**WHAT THE TASK REQUIRES:** Repeat the listing in full, preserving every character.

**EXTRACTED MATERIAL:**
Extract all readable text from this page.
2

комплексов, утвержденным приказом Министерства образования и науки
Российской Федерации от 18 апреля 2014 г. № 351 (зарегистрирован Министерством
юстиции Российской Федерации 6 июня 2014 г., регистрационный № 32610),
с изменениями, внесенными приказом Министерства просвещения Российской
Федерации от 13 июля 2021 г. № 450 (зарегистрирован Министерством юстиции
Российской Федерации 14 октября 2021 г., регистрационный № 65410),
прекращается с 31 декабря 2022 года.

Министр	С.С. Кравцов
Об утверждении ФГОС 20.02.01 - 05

**EXERCISE RESPONSE:**
Extract all readable text from this page.
2

комплексов, утвержденным приказом Министерства образования и науки
Российской Федерации от 18 апреля 2014 г. № 351 (зарегистрирован Министерством
юстиции Российской Федерации 6 июня 2014 г., регистрационный № 32610),
с изменениями, внесенными приказом Министерства просвещения Российской
Федерации от 13 июля 2021 г. № 450 (зарегистрирован Министерством юстиции
Российской Федерации 14 октября 2021 г., регистрационный № 65410),
прекращается с 31 декабря 2022 года.

Министр	С.С. Кравцов
Об утверждении ФГОС 20.02.01 - 05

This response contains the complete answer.